The exercise
Records follow. Copy every line with "Oesch".
Start Given records
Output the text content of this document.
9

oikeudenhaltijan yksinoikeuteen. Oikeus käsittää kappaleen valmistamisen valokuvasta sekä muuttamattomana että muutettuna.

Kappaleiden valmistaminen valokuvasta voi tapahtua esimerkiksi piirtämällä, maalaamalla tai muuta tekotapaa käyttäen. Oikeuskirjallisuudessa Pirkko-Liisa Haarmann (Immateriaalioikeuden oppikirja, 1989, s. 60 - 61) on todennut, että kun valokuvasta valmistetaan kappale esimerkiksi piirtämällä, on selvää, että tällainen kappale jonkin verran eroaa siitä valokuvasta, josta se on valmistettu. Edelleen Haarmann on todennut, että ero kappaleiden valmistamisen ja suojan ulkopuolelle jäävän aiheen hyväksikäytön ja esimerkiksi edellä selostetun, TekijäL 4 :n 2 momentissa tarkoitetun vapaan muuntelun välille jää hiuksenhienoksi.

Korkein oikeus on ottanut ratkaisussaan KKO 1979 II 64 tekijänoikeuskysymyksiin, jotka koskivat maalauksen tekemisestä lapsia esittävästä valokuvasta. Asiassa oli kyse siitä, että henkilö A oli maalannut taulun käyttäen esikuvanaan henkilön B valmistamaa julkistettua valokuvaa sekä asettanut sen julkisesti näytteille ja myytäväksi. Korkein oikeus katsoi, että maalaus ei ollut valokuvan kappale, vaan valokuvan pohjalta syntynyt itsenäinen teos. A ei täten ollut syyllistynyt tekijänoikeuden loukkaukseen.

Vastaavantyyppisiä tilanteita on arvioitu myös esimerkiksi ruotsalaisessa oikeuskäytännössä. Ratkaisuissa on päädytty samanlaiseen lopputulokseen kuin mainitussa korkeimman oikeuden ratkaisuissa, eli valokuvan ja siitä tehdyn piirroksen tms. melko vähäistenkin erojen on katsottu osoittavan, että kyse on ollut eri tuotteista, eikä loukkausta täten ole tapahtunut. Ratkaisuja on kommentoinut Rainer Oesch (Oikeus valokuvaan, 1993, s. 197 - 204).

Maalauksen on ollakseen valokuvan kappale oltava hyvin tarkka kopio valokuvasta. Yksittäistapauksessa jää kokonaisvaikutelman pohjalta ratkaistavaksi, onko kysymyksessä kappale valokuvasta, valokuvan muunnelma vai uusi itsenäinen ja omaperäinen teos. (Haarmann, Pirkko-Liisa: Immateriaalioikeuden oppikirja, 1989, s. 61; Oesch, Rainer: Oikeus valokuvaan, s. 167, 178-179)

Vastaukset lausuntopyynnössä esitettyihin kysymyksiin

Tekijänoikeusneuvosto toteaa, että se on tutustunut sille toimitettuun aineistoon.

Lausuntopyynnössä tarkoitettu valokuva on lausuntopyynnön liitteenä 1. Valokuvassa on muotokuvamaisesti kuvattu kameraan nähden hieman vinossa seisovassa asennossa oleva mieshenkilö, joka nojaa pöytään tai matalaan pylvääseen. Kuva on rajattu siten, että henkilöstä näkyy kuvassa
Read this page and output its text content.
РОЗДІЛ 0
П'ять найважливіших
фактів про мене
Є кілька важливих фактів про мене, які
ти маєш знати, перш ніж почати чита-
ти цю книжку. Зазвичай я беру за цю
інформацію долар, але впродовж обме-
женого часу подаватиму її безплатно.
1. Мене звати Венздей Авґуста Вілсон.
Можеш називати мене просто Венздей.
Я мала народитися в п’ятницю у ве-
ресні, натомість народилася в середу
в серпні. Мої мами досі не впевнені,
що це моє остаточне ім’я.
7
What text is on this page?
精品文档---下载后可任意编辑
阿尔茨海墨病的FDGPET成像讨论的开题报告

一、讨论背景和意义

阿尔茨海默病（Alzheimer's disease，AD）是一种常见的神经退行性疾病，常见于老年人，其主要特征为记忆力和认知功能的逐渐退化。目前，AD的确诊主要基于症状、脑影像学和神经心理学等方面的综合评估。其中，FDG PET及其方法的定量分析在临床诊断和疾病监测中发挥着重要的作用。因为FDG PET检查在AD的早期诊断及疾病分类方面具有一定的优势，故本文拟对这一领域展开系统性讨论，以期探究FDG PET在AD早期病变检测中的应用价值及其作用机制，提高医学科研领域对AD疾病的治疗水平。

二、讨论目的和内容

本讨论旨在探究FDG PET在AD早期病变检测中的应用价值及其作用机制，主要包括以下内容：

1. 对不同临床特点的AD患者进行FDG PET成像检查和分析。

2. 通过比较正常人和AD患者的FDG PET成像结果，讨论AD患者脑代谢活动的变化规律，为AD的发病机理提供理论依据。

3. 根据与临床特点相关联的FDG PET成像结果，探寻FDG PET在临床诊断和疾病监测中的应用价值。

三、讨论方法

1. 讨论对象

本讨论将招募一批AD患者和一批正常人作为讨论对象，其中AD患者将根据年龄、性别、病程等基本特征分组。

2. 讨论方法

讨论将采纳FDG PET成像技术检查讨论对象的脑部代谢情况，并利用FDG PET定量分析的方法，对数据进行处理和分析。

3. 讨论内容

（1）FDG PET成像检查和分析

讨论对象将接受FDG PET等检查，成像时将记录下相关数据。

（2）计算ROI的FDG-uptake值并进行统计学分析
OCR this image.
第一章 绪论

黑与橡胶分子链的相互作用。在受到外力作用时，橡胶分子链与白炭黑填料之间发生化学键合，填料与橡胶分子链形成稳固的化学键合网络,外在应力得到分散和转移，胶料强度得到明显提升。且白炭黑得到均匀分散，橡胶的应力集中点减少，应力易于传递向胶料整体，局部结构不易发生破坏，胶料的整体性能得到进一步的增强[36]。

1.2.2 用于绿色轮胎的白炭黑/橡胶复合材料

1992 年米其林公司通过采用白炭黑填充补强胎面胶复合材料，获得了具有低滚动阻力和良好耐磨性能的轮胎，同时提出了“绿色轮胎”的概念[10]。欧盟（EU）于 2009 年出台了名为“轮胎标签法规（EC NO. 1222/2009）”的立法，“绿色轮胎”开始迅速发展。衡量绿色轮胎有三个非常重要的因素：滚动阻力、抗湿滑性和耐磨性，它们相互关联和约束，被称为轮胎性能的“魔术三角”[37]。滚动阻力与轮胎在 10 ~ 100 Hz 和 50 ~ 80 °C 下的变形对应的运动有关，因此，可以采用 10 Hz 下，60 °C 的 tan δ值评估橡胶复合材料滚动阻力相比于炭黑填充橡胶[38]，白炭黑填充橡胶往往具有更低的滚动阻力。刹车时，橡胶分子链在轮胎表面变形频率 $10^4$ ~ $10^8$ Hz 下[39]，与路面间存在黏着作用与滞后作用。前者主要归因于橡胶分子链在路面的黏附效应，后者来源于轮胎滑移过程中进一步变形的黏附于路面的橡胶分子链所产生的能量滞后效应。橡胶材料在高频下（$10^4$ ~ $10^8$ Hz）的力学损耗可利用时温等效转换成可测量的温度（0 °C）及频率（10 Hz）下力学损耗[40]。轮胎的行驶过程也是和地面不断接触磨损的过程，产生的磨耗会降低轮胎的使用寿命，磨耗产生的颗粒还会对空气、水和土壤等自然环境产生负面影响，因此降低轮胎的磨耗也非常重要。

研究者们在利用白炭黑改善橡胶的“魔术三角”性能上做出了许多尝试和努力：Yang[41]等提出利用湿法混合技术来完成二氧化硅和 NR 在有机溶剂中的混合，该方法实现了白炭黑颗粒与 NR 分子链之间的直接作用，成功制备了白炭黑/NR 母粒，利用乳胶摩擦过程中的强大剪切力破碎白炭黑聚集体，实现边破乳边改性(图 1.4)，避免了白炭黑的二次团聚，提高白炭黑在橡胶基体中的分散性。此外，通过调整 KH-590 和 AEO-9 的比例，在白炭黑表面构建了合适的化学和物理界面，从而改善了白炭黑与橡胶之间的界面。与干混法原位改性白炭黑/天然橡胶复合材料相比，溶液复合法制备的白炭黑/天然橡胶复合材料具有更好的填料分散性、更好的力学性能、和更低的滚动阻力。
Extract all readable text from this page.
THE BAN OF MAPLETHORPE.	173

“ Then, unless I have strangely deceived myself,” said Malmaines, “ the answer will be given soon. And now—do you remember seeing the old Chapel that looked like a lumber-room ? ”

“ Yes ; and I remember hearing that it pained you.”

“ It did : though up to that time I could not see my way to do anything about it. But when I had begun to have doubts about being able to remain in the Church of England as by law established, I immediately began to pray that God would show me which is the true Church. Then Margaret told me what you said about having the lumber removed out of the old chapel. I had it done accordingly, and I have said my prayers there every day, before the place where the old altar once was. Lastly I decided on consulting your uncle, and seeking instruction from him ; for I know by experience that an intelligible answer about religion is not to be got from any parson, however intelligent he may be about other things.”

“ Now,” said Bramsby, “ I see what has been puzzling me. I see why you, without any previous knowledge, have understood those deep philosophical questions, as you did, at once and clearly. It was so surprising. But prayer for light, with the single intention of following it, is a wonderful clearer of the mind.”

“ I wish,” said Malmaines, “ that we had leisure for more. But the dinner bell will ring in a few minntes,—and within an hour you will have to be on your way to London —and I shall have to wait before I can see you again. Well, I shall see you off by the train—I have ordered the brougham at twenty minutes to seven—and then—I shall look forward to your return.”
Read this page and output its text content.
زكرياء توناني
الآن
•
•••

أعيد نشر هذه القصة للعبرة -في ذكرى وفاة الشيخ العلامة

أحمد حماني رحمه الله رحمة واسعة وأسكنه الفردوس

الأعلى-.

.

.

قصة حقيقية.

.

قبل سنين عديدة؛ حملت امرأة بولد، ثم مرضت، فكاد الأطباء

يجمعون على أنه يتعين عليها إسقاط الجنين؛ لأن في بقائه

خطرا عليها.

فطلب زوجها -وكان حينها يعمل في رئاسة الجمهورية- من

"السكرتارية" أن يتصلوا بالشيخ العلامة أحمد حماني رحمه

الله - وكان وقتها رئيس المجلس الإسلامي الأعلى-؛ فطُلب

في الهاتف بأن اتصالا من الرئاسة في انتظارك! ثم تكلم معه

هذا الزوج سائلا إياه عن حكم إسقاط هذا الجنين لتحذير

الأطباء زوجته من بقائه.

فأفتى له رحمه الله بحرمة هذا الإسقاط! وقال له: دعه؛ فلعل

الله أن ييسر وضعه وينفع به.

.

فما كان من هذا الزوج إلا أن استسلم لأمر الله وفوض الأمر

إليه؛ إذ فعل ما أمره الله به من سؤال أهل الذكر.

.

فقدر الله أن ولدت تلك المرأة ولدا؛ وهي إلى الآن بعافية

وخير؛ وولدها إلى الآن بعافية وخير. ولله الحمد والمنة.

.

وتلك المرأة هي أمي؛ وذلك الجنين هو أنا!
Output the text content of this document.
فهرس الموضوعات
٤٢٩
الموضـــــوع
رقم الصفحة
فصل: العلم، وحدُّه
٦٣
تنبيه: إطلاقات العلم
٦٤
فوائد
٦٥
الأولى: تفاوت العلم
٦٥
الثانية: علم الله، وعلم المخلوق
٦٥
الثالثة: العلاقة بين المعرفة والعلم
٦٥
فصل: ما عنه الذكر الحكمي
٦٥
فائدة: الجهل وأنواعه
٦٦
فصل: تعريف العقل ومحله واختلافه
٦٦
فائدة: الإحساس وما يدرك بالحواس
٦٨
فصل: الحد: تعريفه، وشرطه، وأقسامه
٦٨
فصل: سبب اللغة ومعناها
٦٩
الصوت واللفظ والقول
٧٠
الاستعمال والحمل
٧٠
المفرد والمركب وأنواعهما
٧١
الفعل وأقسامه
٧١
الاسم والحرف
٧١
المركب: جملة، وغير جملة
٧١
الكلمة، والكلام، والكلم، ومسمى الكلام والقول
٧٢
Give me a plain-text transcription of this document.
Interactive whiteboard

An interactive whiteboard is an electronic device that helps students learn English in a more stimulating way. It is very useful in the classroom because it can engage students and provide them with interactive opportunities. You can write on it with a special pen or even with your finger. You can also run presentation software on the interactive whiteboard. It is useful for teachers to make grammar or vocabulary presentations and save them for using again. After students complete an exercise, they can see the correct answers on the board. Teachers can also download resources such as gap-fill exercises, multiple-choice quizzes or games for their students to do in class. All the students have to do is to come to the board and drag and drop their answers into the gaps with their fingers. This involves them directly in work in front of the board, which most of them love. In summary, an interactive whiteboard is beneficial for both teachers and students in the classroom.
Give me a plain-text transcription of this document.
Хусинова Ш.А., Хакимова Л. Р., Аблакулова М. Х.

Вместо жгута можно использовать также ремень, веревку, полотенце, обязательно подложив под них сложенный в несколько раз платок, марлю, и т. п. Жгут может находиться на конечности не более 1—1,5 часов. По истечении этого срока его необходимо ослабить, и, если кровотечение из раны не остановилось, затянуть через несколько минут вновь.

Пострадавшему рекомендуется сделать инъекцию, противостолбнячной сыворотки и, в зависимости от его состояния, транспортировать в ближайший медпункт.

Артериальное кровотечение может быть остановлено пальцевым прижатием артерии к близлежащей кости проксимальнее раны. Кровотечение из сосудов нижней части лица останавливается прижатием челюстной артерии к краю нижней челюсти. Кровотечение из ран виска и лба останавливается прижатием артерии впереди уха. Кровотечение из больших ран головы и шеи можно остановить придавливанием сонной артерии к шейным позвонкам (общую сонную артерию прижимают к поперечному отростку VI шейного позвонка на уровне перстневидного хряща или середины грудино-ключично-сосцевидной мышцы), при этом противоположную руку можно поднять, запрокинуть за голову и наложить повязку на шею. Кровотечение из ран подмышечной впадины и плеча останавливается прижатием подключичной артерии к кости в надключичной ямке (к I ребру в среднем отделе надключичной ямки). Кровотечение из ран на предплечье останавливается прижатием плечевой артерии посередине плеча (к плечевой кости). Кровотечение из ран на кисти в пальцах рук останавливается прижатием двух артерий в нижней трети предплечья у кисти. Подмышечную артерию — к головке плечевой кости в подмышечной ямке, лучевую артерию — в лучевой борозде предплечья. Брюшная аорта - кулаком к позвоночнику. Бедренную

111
End Given records
Complete answer
Vastaavantyyppisiä tilanteita on arvioitu myös esimerkiksi ruotsalaisessa oikeuskäytännössä. Ratkaisuissa on päädytty samanlaiseen lopputulokseen kuin mainitussa korkeimman oikeuden ratkaisuissa, eli valokuvan ja siitä tehdyn piirroksen tms. melko vähäistenkin erojen on katsottu osoittavan, että kyse on ollut eri tuotteista, eikä loukkausta täten ole tapahtunut. Ratkaisuja on kommentoinut Rainer Oesch (Oikeus valokuvaan, 1993, s. 197 - 204).
Maalauksen on ollakseen valokuvan kappale oltava hyvin tarkka kopio valokuvasta. Yksittäistapauksessa jää kokonaisvaikutelman pohjalta ratkaistavaksi, onko kysymyksessä kappale valokuvasta, valokuvan muunnelma vai uusi itsenäinen ja omaperäinen teos. (Haarmann, Pirkko-Liisa: Immateriaalioikeuden oppikirja, 1989, s. 61; Oesch, Rainer: Oikeus valokuvaan, s. 167, 178-179)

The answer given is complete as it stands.